Stored dataset items:
◆ ◆ ◆ ◆

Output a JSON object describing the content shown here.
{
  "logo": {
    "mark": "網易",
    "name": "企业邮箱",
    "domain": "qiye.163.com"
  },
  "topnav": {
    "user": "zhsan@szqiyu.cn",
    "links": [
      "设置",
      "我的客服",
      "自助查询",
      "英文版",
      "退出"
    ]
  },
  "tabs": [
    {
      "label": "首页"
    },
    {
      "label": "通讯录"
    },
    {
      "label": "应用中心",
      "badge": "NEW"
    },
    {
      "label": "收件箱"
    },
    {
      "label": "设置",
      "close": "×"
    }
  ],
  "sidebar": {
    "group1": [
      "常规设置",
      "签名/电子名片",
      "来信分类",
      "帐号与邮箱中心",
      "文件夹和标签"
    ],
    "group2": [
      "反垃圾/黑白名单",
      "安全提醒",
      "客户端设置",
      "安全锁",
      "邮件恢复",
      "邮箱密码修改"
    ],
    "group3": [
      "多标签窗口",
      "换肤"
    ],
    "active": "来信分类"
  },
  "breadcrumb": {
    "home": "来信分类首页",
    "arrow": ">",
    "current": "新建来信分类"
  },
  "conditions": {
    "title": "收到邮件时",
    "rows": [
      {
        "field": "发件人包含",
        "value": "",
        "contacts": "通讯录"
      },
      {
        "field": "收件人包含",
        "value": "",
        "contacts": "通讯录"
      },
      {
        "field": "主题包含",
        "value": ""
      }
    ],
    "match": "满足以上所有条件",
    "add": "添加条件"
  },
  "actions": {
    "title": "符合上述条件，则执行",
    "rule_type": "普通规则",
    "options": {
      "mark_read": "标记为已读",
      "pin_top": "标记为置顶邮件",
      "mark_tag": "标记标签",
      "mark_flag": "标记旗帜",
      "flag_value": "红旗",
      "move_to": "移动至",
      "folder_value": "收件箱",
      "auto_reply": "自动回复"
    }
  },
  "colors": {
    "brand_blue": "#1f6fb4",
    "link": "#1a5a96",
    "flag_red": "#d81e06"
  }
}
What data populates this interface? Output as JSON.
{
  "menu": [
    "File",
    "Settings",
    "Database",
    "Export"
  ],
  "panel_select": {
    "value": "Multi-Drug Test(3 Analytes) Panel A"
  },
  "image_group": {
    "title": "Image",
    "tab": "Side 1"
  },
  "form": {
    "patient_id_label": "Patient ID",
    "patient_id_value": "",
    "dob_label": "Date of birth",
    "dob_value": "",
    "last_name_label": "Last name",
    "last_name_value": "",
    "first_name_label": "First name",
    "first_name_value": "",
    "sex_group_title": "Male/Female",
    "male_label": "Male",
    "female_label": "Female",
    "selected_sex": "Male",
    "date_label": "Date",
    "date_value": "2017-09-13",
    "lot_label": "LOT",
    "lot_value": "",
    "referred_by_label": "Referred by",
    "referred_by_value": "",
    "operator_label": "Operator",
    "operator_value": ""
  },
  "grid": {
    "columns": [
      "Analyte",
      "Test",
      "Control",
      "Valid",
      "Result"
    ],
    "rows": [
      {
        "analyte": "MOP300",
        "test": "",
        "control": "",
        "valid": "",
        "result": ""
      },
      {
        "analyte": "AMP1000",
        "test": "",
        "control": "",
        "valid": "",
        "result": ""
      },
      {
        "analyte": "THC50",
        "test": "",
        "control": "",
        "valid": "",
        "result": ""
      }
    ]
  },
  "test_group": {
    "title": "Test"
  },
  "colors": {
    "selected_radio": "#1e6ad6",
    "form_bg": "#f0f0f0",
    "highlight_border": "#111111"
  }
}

◆ ◆ ◆ ◆

Required work — Copy out the material word for word and line for line.

The result —
Output a JSON object describing the content shown here.
{
  "logo": {
    "mark": "網易",
    "name": "企业邮箱",
    "domain": "qiye.163.com"
  },
  "topnav": {
    "user": "zhsan@szqiyu.cn",
    "links": [
      "设置",
      "我的客服",
      "自助查询",
      "英文版",
      "退出"
    ]
  },
  "tabs": [
    {
      "label": "首页"
    },
    {
      "label": "通讯录"
    },
    {
      "label": "应用中心",
      "badge": "NEW"
    },
    {
      "label": "收件箱"
    },
    {
      "label": "设置",
      "close": "×"
    }
  ],
  "sidebar": {
    "group1": [
      "常规设置",
      "签名/电子名片",
      "来信分类",
      "帐号与邮箱中心",
      "文件夹和标签"
    ],
    "group2": [
      "反垃圾/黑白名单",
      "安全提醒",
      "客户端设置",
      "安全锁",
      "邮件恢复",
      "邮箱密码修改"
    ],
    "group3": [
      "多标签窗口",
      "换肤"
    ],
    "active": "来信分类"
  },
  "breadcrumb": {
    "home": "来信分类首页",
    "arrow": ">",
    "current": "新建来信分类"
  },
  "conditions": {
    "title": "收到邮件时",
    "rows": [
      {
        "field": "发件人包含",
        "value": "",
        "contacts": "通讯录"
      },
      {
        "field": "收件人包含",
        "value": "",
        "contacts": "通讯录"
      },
      {
        "field": "主题包含",
        "value": ""
      }
    ],
    "match": "满足以上所有条件",
    "add": "添加条件"
  },
  "actions": {
    "title": "符合上述条件，则执行",
    "rule_type": "普通规则",
    "options": {
      "mark_read": "标记为已读",
      "pin_top": "标记为置顶邮件",
      "mark_tag": "标记标签",
      "mark_flag": "标记旗帜",
      "flag_value": "红旗",
      "move_to": "移动至",
      "folder_value": "收件箱",
      "auto_reply": "自动回复"
    }
  },
  "colors": {
    "brand_blue": "#1f6fb4",
    "link": "#1a5a96",
    "flag_red": "#d81e06"
  }
}
What data populates this interface? Output as JSON.
{
  "menu": [
    "File",
    "Settings",
    "Database",
    "Export"
  ],
  "panel_select": {
    "value": "Multi-Drug Test(3 Analytes) Panel A"
  },
  "image_group": {
    "title": "Image",
    "tab": "Side 1"
  },
  "form": {
    "patient_id_label": "Patient ID",
    "patient_id_value": "",
    "dob_label": "Date of birth",
    "dob_value": "",
    "last_name_label": "Last name",
    "last_name_value": "",
    "first_name_label": "First name",
    "first_name_value": "",
    "sex_group_title": "Male/Female",
    "male_label": "Male",
    "female_label": "Female",
    "selected_sex": "Male",
    "date_label": "Date",
    "date_value": "2017-09-13",
    "lot_label": "LOT",
    "lot_value": "",
    "referred_by_label": "Referred by",
    "referred_by_value": "",
    "operator_label": "Operator",
    "operator_value": ""
  },
  "grid": {
    "columns": [
      "Analyte",
      "Test",
      "Control",
      "Valid",
      "Result"
    ],
    "rows": [
      {
        "analyte": "MOP300",
        "test": "",
        "control": "",
        "valid": "",
        "result": ""
      },
      {
        "analyte": "AMP1000",
        "test": "",
        "control": "",
        "valid": "",
        "result": ""
      },
      {
        "analyte": "THC50",
        "test": "",
        "control": "",
        "valid": "",
        "result": ""
      }
    ]
  },
  "test_group": {
    "title": "Test"
  },
  "colors": {
    "selected_radio": "#1e6ad6",
    "form_bg": "#f0f0f0",
    "highlight_border": "#111111"
  }
}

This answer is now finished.